*RECORDS FOR THE EXERCISE*.

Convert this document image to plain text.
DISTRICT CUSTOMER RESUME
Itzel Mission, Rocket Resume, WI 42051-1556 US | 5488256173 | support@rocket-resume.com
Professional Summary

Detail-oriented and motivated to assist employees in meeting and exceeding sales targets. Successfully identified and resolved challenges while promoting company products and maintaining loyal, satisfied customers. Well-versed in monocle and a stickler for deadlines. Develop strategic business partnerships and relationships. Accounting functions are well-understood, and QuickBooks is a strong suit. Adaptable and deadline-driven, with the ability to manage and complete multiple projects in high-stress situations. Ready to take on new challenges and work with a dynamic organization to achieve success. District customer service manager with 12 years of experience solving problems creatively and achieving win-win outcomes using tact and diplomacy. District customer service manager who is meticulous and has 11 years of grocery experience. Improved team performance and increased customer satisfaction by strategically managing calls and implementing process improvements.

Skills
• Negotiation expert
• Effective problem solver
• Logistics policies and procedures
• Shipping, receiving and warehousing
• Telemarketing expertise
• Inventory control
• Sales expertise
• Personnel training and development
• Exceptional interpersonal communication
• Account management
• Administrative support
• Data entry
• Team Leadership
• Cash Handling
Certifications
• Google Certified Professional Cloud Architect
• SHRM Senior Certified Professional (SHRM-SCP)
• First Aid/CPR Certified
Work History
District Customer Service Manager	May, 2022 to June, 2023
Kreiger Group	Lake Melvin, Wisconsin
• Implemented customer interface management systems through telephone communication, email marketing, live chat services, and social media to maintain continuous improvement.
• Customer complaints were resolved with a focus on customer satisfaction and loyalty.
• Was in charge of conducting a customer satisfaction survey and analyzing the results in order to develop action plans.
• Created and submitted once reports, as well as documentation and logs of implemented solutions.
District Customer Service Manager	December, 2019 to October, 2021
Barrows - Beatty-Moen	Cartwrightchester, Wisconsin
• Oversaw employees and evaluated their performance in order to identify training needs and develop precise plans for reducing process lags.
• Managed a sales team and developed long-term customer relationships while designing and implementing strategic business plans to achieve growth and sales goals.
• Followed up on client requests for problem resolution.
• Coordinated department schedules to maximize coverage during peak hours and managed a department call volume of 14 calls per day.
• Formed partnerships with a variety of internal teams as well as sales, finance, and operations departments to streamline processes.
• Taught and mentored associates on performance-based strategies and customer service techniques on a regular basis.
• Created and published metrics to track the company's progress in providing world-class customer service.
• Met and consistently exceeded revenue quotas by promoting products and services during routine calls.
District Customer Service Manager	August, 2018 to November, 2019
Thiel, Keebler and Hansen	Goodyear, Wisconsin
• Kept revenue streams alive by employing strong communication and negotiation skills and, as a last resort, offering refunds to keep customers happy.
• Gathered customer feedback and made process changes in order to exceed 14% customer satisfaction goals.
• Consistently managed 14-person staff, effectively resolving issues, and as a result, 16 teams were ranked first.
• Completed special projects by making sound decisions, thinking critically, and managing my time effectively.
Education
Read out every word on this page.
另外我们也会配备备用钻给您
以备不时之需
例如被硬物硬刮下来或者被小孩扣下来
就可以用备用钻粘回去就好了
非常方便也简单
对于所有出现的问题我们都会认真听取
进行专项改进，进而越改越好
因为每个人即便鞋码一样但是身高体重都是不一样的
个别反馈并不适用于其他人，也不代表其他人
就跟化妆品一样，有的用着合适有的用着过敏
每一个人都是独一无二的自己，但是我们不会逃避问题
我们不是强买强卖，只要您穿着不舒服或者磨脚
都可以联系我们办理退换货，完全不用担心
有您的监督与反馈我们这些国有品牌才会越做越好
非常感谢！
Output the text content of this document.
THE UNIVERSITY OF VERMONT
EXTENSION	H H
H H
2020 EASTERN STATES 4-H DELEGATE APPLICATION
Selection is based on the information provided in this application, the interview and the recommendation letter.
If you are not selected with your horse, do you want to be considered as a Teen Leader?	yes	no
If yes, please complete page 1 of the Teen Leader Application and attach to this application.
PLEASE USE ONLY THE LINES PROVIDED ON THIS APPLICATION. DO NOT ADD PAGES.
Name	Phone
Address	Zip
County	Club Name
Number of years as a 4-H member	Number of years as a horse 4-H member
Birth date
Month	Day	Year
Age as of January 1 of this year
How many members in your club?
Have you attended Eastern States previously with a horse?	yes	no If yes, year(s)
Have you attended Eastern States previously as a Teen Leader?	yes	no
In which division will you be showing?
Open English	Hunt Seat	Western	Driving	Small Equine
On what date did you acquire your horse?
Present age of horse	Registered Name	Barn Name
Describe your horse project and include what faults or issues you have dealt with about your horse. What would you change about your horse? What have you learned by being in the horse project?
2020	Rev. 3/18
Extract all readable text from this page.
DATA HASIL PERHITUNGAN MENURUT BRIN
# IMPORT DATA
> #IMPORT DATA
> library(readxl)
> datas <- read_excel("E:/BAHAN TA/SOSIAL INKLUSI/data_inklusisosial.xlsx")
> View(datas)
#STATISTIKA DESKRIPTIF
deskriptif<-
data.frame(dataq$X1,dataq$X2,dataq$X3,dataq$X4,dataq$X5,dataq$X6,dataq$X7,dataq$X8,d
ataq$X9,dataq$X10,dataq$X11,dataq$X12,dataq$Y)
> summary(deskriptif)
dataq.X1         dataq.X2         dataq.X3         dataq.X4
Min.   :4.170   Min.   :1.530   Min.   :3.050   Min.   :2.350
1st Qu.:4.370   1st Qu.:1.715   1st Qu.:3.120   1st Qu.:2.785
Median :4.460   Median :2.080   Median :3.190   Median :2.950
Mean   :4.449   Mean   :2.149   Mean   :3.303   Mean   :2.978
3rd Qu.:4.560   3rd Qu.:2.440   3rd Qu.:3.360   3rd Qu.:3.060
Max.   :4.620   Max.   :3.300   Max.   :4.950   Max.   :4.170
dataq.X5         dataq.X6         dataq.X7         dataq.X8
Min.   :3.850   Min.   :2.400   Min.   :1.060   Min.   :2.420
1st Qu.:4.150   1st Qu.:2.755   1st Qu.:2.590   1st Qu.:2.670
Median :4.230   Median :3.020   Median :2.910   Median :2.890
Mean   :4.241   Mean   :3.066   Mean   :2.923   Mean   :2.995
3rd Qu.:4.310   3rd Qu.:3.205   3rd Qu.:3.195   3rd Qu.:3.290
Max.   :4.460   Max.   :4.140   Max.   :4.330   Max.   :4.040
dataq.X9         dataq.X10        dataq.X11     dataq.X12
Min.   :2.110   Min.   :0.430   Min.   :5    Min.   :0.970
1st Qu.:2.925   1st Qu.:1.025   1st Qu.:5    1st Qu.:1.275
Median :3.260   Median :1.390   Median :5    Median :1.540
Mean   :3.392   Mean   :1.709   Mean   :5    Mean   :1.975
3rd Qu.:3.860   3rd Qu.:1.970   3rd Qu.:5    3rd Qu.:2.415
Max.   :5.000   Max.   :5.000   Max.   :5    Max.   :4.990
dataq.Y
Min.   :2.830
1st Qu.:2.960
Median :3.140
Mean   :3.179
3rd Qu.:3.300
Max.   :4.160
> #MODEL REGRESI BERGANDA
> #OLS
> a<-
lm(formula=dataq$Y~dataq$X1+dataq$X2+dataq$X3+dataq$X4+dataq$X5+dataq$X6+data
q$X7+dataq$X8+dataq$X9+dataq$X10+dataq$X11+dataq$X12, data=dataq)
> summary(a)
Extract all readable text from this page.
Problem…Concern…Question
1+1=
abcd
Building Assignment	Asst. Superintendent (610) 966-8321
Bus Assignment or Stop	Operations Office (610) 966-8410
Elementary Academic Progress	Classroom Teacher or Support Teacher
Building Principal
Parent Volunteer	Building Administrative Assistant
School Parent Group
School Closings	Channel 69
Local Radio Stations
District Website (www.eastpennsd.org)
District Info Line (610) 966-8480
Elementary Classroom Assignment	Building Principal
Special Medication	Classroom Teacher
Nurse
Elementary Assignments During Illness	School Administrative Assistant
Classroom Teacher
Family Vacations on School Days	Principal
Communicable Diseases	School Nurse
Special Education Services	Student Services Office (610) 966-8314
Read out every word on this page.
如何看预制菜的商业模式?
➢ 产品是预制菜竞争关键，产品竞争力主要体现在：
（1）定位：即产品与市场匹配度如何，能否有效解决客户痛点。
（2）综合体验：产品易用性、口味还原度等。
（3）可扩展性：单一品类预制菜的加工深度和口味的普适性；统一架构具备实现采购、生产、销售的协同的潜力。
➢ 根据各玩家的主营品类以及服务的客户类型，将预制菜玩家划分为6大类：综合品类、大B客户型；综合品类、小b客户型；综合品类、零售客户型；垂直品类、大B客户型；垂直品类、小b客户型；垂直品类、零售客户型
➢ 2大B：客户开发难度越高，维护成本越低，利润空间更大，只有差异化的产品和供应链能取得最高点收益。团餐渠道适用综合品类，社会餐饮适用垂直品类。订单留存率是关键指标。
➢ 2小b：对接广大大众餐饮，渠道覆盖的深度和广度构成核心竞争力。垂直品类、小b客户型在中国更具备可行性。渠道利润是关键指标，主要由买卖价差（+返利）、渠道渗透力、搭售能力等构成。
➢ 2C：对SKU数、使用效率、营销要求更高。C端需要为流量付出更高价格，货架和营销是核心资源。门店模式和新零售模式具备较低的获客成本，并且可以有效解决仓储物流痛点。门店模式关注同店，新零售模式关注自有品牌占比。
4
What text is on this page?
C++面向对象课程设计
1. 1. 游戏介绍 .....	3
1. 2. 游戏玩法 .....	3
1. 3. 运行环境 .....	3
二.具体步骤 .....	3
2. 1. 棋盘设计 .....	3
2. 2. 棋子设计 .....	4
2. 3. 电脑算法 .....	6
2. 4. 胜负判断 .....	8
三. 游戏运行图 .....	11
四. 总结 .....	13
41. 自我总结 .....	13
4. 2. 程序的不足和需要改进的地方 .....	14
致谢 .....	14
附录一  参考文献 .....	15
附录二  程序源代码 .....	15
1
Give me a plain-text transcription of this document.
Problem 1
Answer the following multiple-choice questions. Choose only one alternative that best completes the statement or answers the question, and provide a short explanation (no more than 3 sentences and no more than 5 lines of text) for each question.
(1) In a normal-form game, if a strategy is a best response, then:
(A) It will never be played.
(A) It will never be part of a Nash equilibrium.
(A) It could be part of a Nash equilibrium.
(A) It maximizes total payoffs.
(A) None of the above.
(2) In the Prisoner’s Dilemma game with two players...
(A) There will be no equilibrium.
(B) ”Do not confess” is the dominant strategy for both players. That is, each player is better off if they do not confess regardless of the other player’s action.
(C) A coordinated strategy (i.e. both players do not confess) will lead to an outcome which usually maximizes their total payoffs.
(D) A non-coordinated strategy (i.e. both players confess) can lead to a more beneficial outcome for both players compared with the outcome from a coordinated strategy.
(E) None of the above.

*WRITTEN EXERCISE*.
Give again the lines from the line holding "Give me a plain-text" through the close of the listing, both included, exactly as written and with nothing else.

*WORKED SOLUTION*.
Give me a plain-text transcription of this document.
Problem 1
Answer the following multiple-choice questions. Choose only one alternative that best completes the statement or answers the question, and provide a short explanation (no more than 3 sentences and no more than 5 lines of text) for each question.
(1) In a normal-form game, if a strategy is a best response, then:
(A) It will never be played.
(A) It will never be part of a Nash equilibrium.
(A) It could be part of a Nash equilibrium.
(A) It maximizes total payoffs.
(A) None of the above.
(2) In the Prisoner’s Dilemma game with two players...
(A) There will be no equilibrium.
(B) ”Do not confess” is the dominant strategy for both players. That is, each player is better off if they do not confess regardless of the other player’s action.
(C) A coordinated strategy (i.e. both players do not confess) will lead to an outcome which usually maximizes their total payoffs.
(D) A non-coordinated strategy (i.e. both players confess) can lead to a more beneficial outcome for both players compared with the outcome from a coordinated strategy.
(E) None of the above.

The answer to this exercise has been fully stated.